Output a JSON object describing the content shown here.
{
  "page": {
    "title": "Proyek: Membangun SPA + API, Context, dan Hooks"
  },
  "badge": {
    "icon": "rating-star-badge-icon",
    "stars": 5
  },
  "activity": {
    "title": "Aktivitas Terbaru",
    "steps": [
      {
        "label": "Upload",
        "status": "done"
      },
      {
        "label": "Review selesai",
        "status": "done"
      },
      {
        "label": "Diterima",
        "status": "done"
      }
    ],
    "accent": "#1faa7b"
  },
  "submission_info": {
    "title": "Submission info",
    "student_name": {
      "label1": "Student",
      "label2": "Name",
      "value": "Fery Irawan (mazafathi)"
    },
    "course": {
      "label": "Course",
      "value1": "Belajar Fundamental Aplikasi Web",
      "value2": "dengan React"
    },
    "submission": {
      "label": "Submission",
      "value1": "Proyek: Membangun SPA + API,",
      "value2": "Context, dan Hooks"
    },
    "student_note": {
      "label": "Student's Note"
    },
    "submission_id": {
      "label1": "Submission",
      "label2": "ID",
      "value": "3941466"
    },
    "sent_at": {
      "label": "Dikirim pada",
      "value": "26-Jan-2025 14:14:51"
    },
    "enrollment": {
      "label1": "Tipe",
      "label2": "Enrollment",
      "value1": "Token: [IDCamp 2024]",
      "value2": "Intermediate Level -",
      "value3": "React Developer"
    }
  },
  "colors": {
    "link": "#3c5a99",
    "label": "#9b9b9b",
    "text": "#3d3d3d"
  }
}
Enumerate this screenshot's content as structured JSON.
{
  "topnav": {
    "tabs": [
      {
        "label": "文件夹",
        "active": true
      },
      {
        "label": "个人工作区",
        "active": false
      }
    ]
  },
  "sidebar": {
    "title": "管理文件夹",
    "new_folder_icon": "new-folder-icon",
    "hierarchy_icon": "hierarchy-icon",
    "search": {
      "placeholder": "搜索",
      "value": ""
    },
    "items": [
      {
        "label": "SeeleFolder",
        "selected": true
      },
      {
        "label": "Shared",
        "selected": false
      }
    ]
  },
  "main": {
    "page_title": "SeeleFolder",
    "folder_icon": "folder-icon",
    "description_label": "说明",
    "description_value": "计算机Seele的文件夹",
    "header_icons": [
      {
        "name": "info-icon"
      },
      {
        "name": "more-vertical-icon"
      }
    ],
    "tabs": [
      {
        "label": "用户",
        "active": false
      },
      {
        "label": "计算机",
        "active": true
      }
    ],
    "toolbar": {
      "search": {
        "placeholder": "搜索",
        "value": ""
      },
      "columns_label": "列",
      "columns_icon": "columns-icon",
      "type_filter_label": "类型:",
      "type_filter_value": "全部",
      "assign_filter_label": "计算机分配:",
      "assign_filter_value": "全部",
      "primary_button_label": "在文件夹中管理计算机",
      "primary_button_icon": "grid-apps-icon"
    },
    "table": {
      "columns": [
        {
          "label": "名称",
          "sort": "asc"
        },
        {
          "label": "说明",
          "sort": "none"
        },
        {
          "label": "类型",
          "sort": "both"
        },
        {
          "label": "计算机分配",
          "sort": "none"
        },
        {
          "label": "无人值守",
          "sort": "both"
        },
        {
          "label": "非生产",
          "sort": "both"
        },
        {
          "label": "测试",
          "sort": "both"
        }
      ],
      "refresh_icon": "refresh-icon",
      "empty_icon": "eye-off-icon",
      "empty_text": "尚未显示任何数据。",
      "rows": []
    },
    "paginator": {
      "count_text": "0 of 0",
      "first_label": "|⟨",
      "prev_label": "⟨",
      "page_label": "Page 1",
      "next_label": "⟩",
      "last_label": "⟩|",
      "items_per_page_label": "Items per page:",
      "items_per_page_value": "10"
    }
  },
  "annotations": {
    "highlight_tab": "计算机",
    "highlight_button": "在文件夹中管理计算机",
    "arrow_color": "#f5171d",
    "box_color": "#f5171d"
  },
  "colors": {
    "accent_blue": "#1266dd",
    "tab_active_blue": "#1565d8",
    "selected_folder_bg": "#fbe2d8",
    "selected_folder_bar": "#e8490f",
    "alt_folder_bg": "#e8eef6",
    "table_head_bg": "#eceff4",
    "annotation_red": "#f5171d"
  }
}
◇ ◇ ◇ ◇
- _Short problem_
Take the material above and return all of it exactly.

- _Finished exercise_
Output a JSON object describing the content shown here.
{
  "page": {
    "title": "Proyek: Membangun SPA + API, Context, dan Hooks"
  },
  "badge": {
    "icon": "rating-star-badge-icon",
    "stars": 5
  },
  "activity": {
    "title": "Aktivitas Terbaru",
    "steps": [
      {
        "label": "Upload",
        "status": "done"
      },
      {
        "label": "Review selesai",
        "status": "done"
      },
      {
        "label": "Diterima",
        "status": "done"
      }
    ],
    "accent": "#1faa7b"
  },
  "submission_info": {
    "title": "Submission info",
    "student_name": {
      "label1": "Student",
      "label2": "Name",
      "value": "Fery Irawan (mazafathi)"
    },
    "course": {
      "label": "Course",
      "value1": "Belajar Fundamental Aplikasi Web",
      "value2": "dengan React"
    },
    "submission": {
      "label": "Submission",
      "value1": "Proyek: Membangun SPA + API,",
      "value2": "Context, dan Hooks"
    },
    "student_note": {
      "label": "Student's Note"
    },
    "submission_id": {
      "label1": "Submission",
      "label2": "ID",
      "value": "3941466"
    },
    "sent_at": {
      "label": "Dikirim pada",
      "value": "26-Jan-2025 14:14:51"
    },
    "enrollment": {
      "label1": "Tipe",
      "label2": "Enrollment",
      "value1": "Token: [IDCamp 2024]",
      "value2": "Intermediate Level -",
      "value3": "React Developer"
    }
  },
  "colors": {
    "link": "#3c5a99",
    "label": "#9b9b9b",
    "text": "#3d3d3d"
  }
}
Enumerate this screenshot's content as structured JSON.
{
  "topnav": {
    "tabs": [
      {
        "label": "文件夹",
        "active": true
      },
      {
        "label": "个人工作区",
        "active": false
      }
    ]
  },
  "sidebar": {
    "title": "管理文件夹",
    "new_folder_icon": "new-folder-icon",
    "hierarchy_icon": "hierarchy-icon",
    "search": {
      "placeholder": "搜索",
      "value": ""
    },
    "items": [
      {
        "label": "SeeleFolder",
        "selected": true
      },
      {
        "label": "Shared",
        "selected": false
      }
    ]
  },
  "main": {
    "page_title": "SeeleFolder",
    "folder_icon": "folder-icon",
    "description_label": "说明",
    "description_value": "计算机Seele的文件夹",
    "header_icons": [
      {
        "name": "info-icon"
      },
      {
        "name": "more-vertical-icon"
      }
    ],
    "tabs": [
      {
        "label": "用户",
        "active": false
      },
      {
        "label": "计算机",
        "active": true
      }
    ],
    "toolbar": {
      "search": {
        "placeholder": "搜索",
        "value": ""
      },
      "columns_label": "列",
      "columns_icon": "columns-icon",
      "type_filter_label": "类型:",
      "type_filter_value": "全部",
      "assign_filter_label": "计算机分配:",
      "assign_filter_value": "全部",
      "primary_button_label": "在文件夹中管理计算机",
      "primary_button_icon": "grid-apps-icon"
    },
    "table": {
      "columns": [
        {
          "label": "名称",
          "sort": "asc"
        },
        {
          "label": "说明",
          "sort": "none"
        },
        {
          "label": "类型",
          "sort": "both"
        },
        {
          "label": "计算机分配",
          "sort": "none"
        },
        {
          "label": "无人值守",
          "sort": "both"
        },
        {
          "label": "非生产",
          "sort": "both"
        },
        {
          "label": "测试",
          "sort": "both"
        }
      ],
      "refresh_icon": "refresh-icon",
      "empty_icon": "eye-off-icon",
      "empty_text": "尚未显示任何数据。",
      "rows": []
    },
    "paginator": {
      "count_text": "0 of 0",
      "first_label": "|⟨",
      "prev_label": "⟨",
      "page_label": "Page 1",
      "next_label": "⟩",
      "last_label": "⟩|",
      "items_per_page_label": "Items per page:",
      "items_per_page_value": "10"
    }
  },
  "annotations": {
    "highlight_tab": "计算机",
    "highlight_button": "在文件夹中管理计算机",
    "arrow_color": "#f5171d",
    "box_color": "#f5171d"
  },
  "colors": {
    "accent_blue": "#1266dd",
    "tab_active_blue": "#1565d8",
    "selected_folder_bg": "#fbe2d8",
    "selected_folder_bar": "#e8490f",
    "alt_folder_bg": "#e8eef6",
    "table_head_bg": "#eceff4",
    "annotation_red": "#f5171d"
  }
}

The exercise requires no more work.